Exercise details:
Without skipping anything, write out each record below exactly.

— BEGIN Dataset records —

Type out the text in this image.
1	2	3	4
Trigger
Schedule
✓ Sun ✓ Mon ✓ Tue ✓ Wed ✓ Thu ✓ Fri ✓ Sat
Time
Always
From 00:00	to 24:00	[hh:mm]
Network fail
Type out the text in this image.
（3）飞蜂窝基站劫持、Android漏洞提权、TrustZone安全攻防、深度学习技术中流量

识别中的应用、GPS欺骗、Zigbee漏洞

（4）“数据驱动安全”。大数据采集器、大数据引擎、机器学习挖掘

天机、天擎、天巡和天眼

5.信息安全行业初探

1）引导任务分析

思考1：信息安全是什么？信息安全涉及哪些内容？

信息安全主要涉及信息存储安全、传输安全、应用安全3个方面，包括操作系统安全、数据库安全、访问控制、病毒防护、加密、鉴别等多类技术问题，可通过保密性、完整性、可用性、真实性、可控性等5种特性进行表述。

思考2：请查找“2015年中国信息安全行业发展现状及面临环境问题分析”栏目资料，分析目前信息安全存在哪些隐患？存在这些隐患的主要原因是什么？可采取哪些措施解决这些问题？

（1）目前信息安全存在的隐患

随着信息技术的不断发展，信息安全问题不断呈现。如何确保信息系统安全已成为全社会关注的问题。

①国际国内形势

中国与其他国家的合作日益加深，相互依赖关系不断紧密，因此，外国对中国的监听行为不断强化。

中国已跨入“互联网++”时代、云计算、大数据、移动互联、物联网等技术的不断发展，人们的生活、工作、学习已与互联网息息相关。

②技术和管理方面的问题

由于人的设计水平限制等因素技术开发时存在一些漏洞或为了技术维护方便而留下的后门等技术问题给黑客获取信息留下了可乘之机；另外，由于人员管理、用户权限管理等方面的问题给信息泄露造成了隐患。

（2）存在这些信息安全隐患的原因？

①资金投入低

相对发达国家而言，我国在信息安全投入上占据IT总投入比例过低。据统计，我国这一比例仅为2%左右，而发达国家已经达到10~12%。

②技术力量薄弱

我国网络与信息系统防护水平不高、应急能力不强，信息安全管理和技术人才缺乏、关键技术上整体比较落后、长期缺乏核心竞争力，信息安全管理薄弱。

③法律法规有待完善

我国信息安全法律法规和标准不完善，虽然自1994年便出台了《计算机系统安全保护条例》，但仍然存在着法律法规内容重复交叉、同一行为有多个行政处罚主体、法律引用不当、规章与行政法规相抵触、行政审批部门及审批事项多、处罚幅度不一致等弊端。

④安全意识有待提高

— END Dataset records —

Final result:
Type out the text in this image.
1	2	3	4
Trigger
Schedule
✓ Sun ✓ Mon ✓ Tue ✓ Wed ✓ Thu ✓ Fri ✓ Sat
Time
Always
From 00:00	to 24:00	[hh:mm]
Network fail
Type out the text in this image.
（3）飞蜂窝基站劫持、Android漏洞提权、TrustZone安全攻防、深度学习技术中流量

识别中的应用、GPS欺骗、Zigbee漏洞

（4）“数据驱动安全”。大数据采集器、大数据引擎、机器学习挖掘

天机、天擎、天巡和天眼

5.信息安全行业初探

1）引导任务分析

思考1：信息安全是什么？信息安全涉及哪些内容？

信息安全主要涉及信息存储安全、传输安全、应用安全3个方面，包括操作系统安全、数据库安全、访问控制、病毒防护、加密、鉴别等多类技术问题，可通过保密性、完整性、可用性、真实性、可控性等5种特性进行表述。

思考2：请查找“2015年中国信息安全行业发展现状及面临环境问题分析”栏目资料，分析目前信息安全存在哪些隐患？存在这些隐患的主要原因是什么？可采取哪些措施解决这些问题？

（1）目前信息安全存在的隐患

随着信息技术的不断发展，信息安全问题不断呈现。如何确保信息系统安全已成为全社会关注的问题。

①国际国内形势

中国与其他国家的合作日益加深，相互依赖关系不断紧密，因此，外国对中国的监听行为不断强化。

中国已跨入“互联网++”时代、云计算、大数据、移动互联、物联网等技术的不断发展，人们的生活、工作、学习已与互联网息息相关。

②技术和管理方面的问题

由于人的设计水平限制等因素技术开发时存在一些漏洞或为了技术维护方便而留下的后门等技术问题给黑客获取信息留下了可乘之机；另外，由于人员管理、用户权限管理等方面的问题给信息泄露造成了隐患。

（2）存在这些信息安全隐患的原因？

①资金投入低

相对发达国家而言，我国在信息安全投入上占据IT总投入比例过低。据统计，我国这一比例仅为2%左右，而发达国家已经达到10~12%。

②技术力量薄弱

我国网络与信息系统防护水平不高、应急能力不强，信息安全管理和技术人才缺乏、关键技术上整体比较落后、长期缺乏核心竞争力，信息安全管理薄弱。

③法律法规有待完善

我国信息安全法律法规和标准不完善，虽然自1994年便出台了《计算机系统安全保护条例》，但仍然存在着法律法规内容重复交叉、同一行为有多个行政处罚主体、法律引用不当、规章与行政法规相抵触、行政审批部门及审批事项多、处罚幅度不一致等弊端。

④安全意识有待提高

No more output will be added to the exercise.